*REQUEST A:* List each disk count given in the IOPS thread, along with the write and read speeds it shows.

======== ARTICLE ========

Sara, today all storage vendors asks how many IOPS you need, since by using a mixture of disk spindles and SSD disks (with ridiculously high IOPS rates) they can offer you a tailored system.

More IOPS are better, as the price also sky-rockets, that's why you need to find out what IOPS you need for your VM's, but this is usually only needed if you are designing a VDI solution, or implementing a IOP hog on a VM (like, for example a DB like -MS SQL Server-, or MS Dynamics).

Otherwise you find out IOPS needed per LUN or Storage Groups.
Andrew Hancock (VMware vExpert / EE MVE^2)VMware and Virtualization ConsultantCommented:
More Disks = More Spindles = More Peformance = More IOPS

But also RAID type can affect performance as well!

CPU will also be increasing, because of lack of IOPS.

just as an example of 5,400 rpm SATA disks, not on a particular fast system

two disks - 84.5 MB/s Write,  150 MB/s Read
four disks - 196 MB/s Write, 276 MB/s Read
eight disks - 212 MB/s Write,  287 MB/s Read

Some very rough quick calculations

Total IOPS = (DriveIOPS * #Drives) / (ReadRatio + (RAIDWritePenalty * WriteRatio))

========

*REQUEST B:* In the rows, begin at the line that has "- prepared-label: 我準備的備審資料包含: [125, 463, 256, 529]" and stop after the line that has "- qa-value: 教授三個對你一個，教授會輪流問問題: [125, 1195, 462, 1261]". Convert those lines into a Markdown table with the columns No. and Line, numbering each line and skipping any blank ones.

======== ENTRIES ========

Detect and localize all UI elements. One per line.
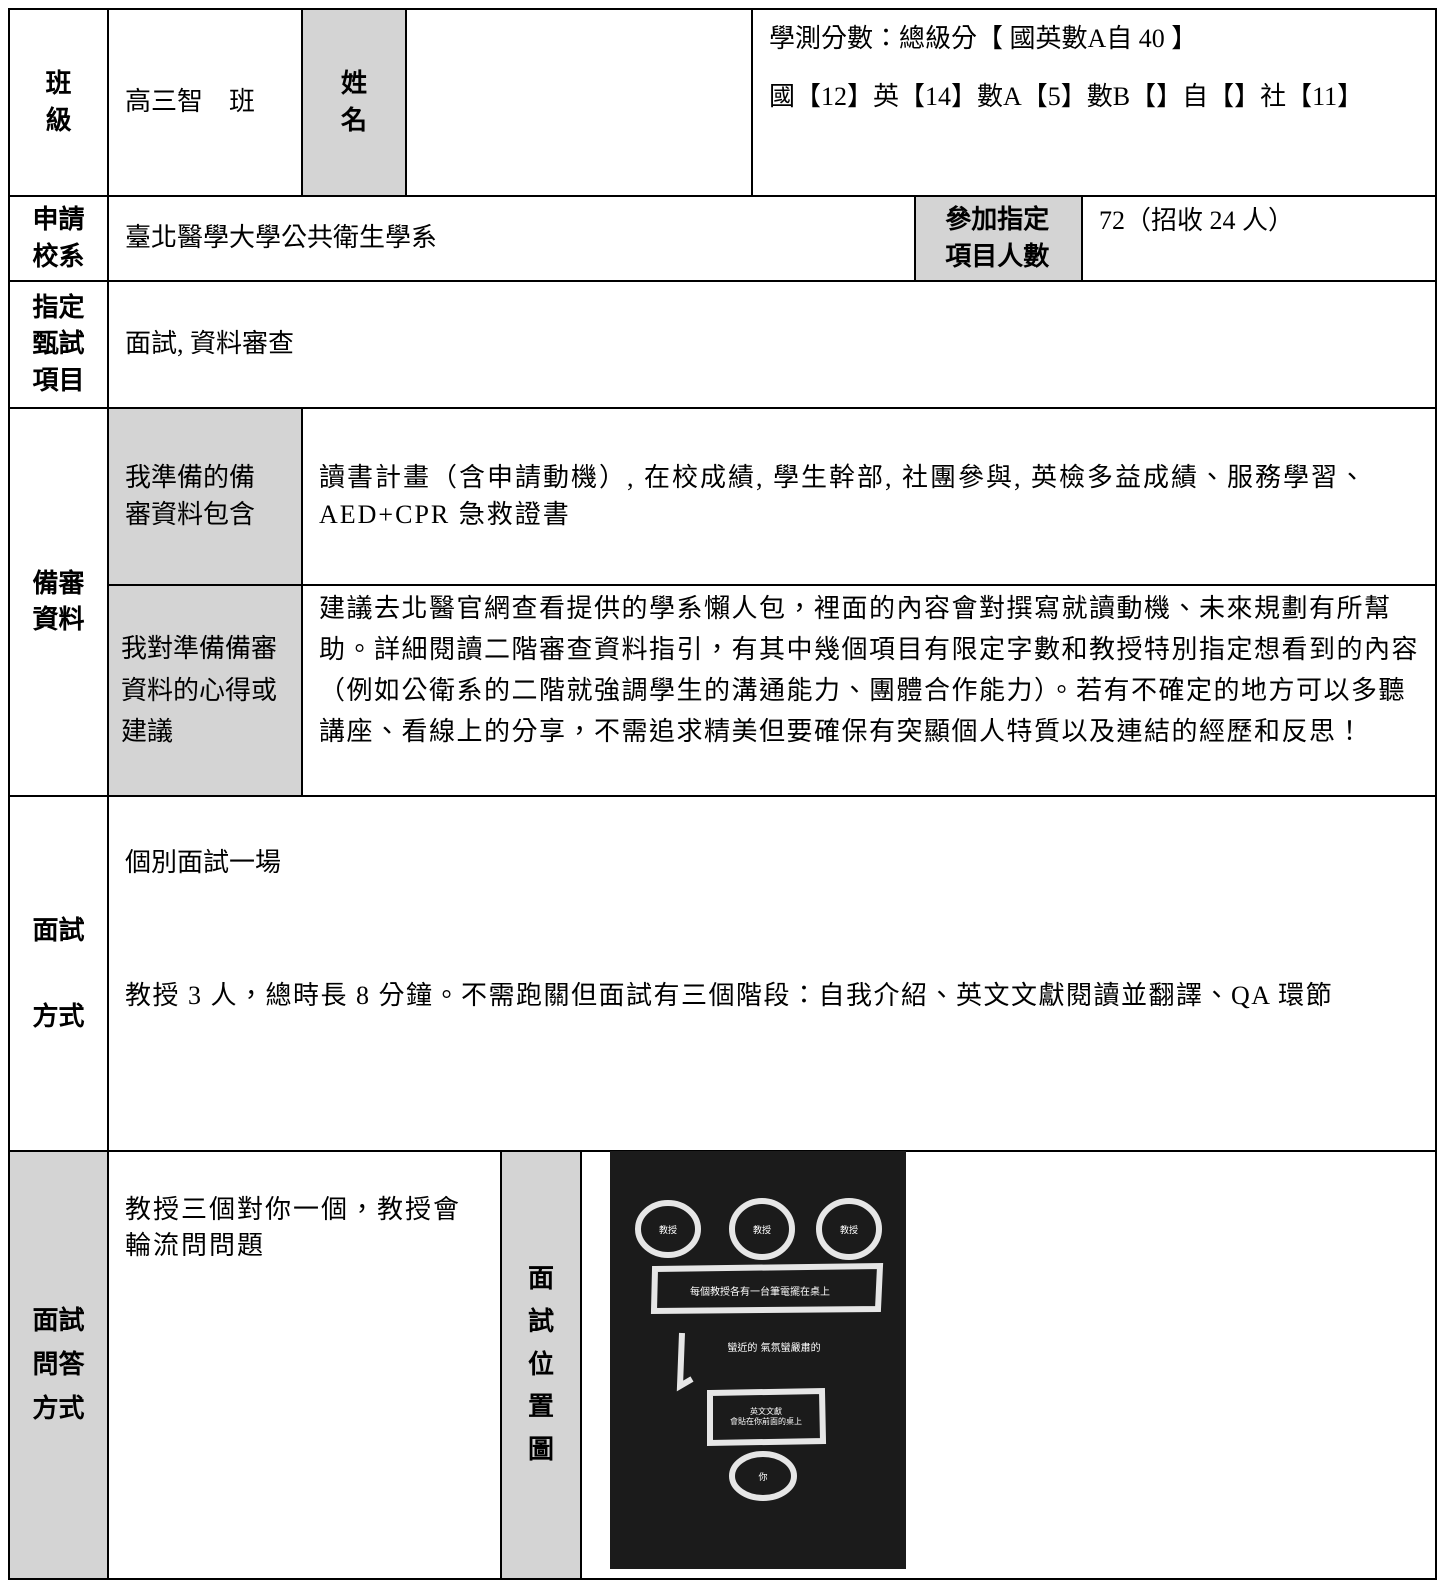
- prepared-label: 我準備的備審資料包含: [125, 463, 256, 529]
- diagram-label: 英文文獻: [750, 1406, 782, 1416]
- prepared-value: 讀書計畫（含申請動機）, 在校成績, 學生幹部, 社團參與, 英檢多益成績、服務…: [319, 463, 1368, 529]
- professor-seat: [729, 1198, 795, 1260]
- name-value-cell: [405, 8, 753, 197]
- desk: [650, 1262, 884, 1315]
- score-line: 國【12】英【14】數A【5】數B【】自【】社【11】: [769, 82, 1364, 111]
- diagram-background: [610, 1151, 906, 1569]
- seating-diagram: 教授 教授 教授 每個教授各有一台筆電擺在桌上 蠻近的 氣氛蠻嚴肅的 英文文獻 …: [610, 1151, 906, 1569]
- qa-value: 教授三個對你一個，教授會輪流問問題: [125, 1195, 462, 1261]
- diagram-label: 蠻近的 氣氛蠻嚴肅的: [727, 1341, 820, 1354]
- diagram-label: 教授: [840, 1224, 858, 1236]
- exam-value: 面試, 資料審查: [125, 329, 295, 359]
- desk: [707, 1387, 827, 1447]
- qa-value-cell: 教授三個對你一個，教授會輪流問問題: [107, 1150, 502, 1580]
- diagram-label: 會貼在你前面的桌上: [730, 1416, 802, 1426]
- name-label-cell: 姓名: [301, 8, 407, 197]
- class-label: 班級: [45, 69, 72, 135]
- diagram-shapes: [635, 1198, 884, 1501]
- interview-line: 教授 3 人，總時長 8 分鐘。不需跑關但面試有三個階段：自我介紹、英文文獻閱讀…: [125, 981, 1334, 1011]
- diagram-label: 教授: [753, 1224, 771, 1236]
- prepared-label-cell: 我準備的備審資料包含: [107, 407, 303, 586]
- exam-label: 指定甄試項目: [32, 292, 85, 395]
- exam-label-cell: 指定甄試項目: [8, 280, 109, 409]
- application-label-cell: 申請校系: [8, 195, 109, 282]
- count-label: 參加指定項目人數: [945, 205, 1050, 271]
- diagram-label: 你: [758, 1471, 767, 1483]
- arrow: [676, 1332, 694, 1392]
- interview-label: 面試方式: [32, 915, 85, 1031]
- advice-label-cell: 我對準備備審資料的心得或建議: [107, 584, 303, 797]
- advice-value-cell: 建議去北醫官網查看提供的學系懶人包，裡面的內容會對撰寫就讀動機、未來規劃有所幫助…: [301, 584, 1437, 797]
- professor-seat: [816, 1198, 882, 1260]
- name-label: 姓名: [340, 69, 367, 135]
- count-value: 72（招收 24 人）: [1099, 206, 1295, 235]
- qa-label: 面試問答方式: [32, 1305, 85, 1424]
- professor-seat: [635, 1200, 701, 1258]
- advice-value: 建議去北醫官網查看提供的學系懶人包，裡面的內容會對撰寫就讀動機、未來規劃有所幫助…: [319, 594, 1420, 746]
- student-seat: [729, 1451, 797, 1501]
- exam-value-cell: 面試, 資料審查: [107, 280, 1437, 409]
- map-label-cell: 面試位置圖: [500, 1150, 582, 1580]
- prepared-value-cell: 讀書計畫（含申請動機）, 在校成績, 學生幹部, 社團參與, 英檢多益成績、服務…: [301, 407, 1437, 586]
- class-value: 高三智 班: [125, 87, 256, 117]
- qa-label-cell: 面試問答方式: [8, 1150, 109, 1580]
- map-label: 面試位置圖: [527, 1263, 554, 1465]
- diagram-label: 教授: [659, 1224, 677, 1236]
- diagram-label: 每個教授各有一台筆電擺在桌上: [690, 1285, 830, 1298]
- interview-line: 個別面試一場: [125, 848, 282, 877]
- class-value-cell: 高三智 班: [107, 8, 303, 197]
- interview-label-cell: 面試方式: [8, 795, 109, 1152]
- score-cell: 學測分數：總級分【 國英數A自 40 】 國【12】英【14】數A【5】數B【】…: [751, 8, 1437, 197]
- portfolio-label-cell: 備審資料: [8, 407, 109, 797]
- application-value: 臺北醫學大學公共衛生學系: [125, 223, 438, 253]
- application-label: 申請校系: [32, 205, 85, 271]
- count-label-cell: 參加指定項目人數: [914, 195, 1083, 282]
- interview-value-cell: 個別面試一場 教授 3 人，總時長 8 分鐘。不需跑關但面試有三個階段：自我介紹…: [107, 795, 1437, 1152]
- class-label-cell: 班級: [8, 8, 109, 197]
- advice-label: 我對準備備審資料的心得或建議: [121, 634, 278, 747]
- portfolio-label: 備審資料: [32, 568, 85, 634]
- count-value-cell: 72（招收 24 人）: [1081, 195, 1437, 282]
- application-value-cell: 臺北醫學大學公共衛生學系: [107, 195, 916, 282]
- score-line: 學測分數：總級分【 國英數A自 40 】: [769, 24, 1198, 53]
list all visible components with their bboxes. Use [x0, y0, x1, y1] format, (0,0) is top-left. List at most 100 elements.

========

*FINAL ANSWER A:*
- Two disks: 84.5 MB/s write, 150 MB/s read
- Four disks: 196 MB/s write, 276 MB/s read
- Eight disks: 212 MB/s write, 287 MB/s read

*FINAL ANSWER B:*
| No. | Line |
|---|---|
| 1 | - prepared-label: 我準備的備審資料包含: [125, 463, 256, 529] |
| 2 | - diagram-label: 英文文獻: [750, 1406, 782, 1416] |
| 3 | - prepared-value: 讀書計畫（含申請動機）, 在校成績, 學生幹部, 社團參與, 英檢多益成績、服務…: [319, 463, 1368, 529] |
| 4 | - professor-seat: [729, 1198, 795, 1260] |
| 5 | - name-value-cell: [405, 8, 753, 197] |
| 6 | - desk: [650, 1262, 884, 1315] |
| 7 | - score-line: 國【12】英【14】數A【5】數B【】自【】社【11】: [769, 82, 1364, 111] |
| 8 | - diagram-background: [610, 1151, 906, 1569] |
| 9 | - seating-diagram: 教授 教授 教授 每個教授各有一台筆電擺在桌上 蠻近的 氣氛蠻嚴肅的 英文文獻 …: [610, 1151, 906, 1569] |
| 10 | - qa-value: 教授三個對你一個，教授會輪流問問題: [125, 1195, 462, 1261] |